◆ **TASK STATEMENT**: Going through the material below, please gather all lines with the word "MyDevice" in them.

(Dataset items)
#####

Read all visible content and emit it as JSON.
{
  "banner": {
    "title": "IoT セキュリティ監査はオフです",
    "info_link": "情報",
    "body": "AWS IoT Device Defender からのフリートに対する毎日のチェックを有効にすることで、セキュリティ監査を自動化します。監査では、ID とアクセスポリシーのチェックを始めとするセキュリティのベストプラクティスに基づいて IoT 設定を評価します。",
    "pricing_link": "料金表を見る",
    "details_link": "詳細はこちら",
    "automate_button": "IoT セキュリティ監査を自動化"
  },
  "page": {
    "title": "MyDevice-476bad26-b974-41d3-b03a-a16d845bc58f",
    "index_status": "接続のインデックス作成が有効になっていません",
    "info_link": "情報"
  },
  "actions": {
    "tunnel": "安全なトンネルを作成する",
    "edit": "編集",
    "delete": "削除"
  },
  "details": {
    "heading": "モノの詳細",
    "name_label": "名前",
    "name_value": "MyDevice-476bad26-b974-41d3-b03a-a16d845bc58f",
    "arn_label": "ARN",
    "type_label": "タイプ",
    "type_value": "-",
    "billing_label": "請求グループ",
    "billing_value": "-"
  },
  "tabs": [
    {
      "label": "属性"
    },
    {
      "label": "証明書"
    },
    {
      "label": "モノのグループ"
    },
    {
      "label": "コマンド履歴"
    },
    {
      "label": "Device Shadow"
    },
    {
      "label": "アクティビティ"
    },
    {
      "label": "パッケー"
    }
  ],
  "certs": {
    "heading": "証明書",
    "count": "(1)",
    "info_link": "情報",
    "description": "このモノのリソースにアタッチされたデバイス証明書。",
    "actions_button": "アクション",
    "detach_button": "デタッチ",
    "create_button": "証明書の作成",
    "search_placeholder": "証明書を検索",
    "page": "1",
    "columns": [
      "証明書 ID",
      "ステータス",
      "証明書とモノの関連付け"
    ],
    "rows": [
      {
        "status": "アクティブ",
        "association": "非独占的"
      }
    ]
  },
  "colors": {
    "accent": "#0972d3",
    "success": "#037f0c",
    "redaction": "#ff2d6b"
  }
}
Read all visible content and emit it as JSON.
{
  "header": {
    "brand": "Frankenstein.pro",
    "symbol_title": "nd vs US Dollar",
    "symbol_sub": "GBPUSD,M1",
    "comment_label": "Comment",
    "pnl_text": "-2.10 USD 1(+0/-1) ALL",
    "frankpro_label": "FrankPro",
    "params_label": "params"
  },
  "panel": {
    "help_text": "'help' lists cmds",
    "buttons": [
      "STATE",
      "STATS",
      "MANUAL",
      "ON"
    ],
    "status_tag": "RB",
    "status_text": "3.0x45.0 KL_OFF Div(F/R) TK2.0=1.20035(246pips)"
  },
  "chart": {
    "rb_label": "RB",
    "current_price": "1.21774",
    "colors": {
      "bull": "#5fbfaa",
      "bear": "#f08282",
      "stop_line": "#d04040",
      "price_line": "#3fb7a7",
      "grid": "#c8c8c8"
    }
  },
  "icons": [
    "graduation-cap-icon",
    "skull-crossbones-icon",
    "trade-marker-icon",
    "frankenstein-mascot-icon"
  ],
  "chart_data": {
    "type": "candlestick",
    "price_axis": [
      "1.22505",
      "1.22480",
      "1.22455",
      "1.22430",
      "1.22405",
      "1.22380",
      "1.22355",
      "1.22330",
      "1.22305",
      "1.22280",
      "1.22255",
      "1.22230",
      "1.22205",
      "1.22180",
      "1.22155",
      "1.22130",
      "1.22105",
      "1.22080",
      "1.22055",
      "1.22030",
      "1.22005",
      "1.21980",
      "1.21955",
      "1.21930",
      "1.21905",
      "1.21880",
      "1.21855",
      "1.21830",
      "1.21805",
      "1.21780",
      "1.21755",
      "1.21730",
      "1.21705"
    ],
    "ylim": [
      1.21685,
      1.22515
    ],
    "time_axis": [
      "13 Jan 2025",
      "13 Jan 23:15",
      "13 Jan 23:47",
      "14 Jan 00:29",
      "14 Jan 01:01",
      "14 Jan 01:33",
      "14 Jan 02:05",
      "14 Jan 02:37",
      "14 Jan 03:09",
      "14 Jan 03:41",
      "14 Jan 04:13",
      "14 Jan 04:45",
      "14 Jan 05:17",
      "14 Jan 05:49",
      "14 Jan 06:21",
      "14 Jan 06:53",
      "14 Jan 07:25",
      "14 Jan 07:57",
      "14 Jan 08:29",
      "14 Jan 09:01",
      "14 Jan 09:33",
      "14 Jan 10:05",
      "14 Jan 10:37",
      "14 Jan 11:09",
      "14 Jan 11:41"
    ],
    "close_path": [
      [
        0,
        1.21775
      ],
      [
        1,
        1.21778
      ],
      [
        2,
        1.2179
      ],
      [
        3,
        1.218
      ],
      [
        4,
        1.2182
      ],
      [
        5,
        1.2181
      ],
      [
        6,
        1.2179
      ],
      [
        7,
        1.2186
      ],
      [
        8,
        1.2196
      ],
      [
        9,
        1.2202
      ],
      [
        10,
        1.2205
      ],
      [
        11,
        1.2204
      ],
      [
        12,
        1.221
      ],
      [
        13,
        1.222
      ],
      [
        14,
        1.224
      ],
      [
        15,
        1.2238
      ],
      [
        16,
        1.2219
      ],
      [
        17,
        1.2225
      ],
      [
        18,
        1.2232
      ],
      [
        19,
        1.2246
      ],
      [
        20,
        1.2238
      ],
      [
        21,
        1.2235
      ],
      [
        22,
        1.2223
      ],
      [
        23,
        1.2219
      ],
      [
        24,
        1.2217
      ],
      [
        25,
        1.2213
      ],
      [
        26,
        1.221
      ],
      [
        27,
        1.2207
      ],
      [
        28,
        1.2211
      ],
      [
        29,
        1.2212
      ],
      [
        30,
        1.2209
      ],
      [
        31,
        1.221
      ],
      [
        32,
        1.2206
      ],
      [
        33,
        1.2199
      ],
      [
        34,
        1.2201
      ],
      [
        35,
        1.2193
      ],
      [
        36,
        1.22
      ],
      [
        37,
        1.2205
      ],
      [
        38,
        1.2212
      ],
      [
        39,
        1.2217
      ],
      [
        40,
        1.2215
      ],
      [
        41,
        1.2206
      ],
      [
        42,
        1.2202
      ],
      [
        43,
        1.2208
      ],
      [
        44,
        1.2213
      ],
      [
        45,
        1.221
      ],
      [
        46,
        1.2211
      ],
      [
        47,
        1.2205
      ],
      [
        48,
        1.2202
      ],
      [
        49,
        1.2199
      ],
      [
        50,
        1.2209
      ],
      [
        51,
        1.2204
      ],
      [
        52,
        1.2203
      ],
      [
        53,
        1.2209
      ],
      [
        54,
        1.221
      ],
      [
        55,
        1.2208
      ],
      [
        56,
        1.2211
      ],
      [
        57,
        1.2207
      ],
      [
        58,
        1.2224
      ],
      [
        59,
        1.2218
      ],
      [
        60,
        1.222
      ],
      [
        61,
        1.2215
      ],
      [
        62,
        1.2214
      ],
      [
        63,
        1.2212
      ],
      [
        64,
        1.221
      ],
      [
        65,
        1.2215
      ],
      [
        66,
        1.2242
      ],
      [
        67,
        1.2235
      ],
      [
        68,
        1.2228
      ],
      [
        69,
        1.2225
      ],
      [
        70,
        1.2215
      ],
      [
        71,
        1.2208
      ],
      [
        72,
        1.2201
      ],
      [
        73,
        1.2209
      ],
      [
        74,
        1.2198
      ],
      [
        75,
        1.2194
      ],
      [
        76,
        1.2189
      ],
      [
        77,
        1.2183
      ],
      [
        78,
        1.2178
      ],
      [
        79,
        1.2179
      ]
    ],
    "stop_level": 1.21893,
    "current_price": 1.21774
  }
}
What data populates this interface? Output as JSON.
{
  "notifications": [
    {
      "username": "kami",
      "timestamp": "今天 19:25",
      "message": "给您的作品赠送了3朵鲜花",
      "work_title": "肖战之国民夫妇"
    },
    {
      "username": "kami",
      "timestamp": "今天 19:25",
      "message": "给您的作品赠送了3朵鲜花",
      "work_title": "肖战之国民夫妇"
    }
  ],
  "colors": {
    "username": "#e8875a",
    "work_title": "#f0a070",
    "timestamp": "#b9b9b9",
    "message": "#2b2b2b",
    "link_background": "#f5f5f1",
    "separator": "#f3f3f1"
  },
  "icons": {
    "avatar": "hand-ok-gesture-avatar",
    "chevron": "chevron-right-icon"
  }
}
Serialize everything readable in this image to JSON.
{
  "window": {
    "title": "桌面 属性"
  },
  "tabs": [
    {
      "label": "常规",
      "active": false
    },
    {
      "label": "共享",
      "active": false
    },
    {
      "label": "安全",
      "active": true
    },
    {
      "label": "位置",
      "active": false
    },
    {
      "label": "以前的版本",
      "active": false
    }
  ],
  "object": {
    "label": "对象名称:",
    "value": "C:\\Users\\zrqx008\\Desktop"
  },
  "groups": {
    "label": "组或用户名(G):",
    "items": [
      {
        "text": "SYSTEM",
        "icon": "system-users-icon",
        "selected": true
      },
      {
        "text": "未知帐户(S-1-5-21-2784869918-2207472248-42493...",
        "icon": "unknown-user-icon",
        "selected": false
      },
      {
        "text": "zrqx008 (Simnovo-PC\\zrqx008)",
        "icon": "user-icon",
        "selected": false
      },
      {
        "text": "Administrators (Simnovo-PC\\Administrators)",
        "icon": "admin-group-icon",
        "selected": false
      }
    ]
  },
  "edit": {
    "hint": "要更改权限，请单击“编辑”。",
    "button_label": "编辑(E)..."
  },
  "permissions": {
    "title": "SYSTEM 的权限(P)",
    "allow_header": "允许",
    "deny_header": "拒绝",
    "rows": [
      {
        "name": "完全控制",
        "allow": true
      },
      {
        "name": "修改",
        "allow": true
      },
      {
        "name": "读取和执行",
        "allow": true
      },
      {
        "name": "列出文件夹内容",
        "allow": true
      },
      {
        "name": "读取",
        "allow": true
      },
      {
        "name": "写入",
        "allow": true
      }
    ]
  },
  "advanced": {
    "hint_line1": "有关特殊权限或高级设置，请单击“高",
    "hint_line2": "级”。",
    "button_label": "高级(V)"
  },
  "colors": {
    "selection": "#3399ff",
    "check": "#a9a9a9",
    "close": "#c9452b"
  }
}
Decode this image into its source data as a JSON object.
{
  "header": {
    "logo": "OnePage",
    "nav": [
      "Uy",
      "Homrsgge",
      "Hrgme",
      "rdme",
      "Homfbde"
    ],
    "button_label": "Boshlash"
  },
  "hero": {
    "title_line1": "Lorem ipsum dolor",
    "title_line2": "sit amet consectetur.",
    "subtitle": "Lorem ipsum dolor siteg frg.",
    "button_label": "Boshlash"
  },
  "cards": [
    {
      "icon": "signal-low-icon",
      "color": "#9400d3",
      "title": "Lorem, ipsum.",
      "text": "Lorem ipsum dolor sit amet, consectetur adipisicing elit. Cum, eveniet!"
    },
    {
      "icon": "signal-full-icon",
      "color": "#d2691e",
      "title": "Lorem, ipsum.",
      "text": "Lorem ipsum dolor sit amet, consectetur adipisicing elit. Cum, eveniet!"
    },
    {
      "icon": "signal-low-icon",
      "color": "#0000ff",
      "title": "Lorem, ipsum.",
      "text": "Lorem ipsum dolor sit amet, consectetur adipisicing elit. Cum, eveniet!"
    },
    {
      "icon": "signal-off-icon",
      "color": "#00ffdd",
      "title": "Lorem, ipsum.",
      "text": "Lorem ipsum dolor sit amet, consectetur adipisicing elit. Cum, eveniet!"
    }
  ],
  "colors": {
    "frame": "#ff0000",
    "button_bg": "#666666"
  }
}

#####

◆ **SOLUTION TO THIS PROBLEM**:
    "title": "MyDevice-476bad26-b974-41d3-b03a-a16d845bc58f",
    "name_value": "MyDevice-476bad26-b974-41d3-b03a-a16d845bc58f",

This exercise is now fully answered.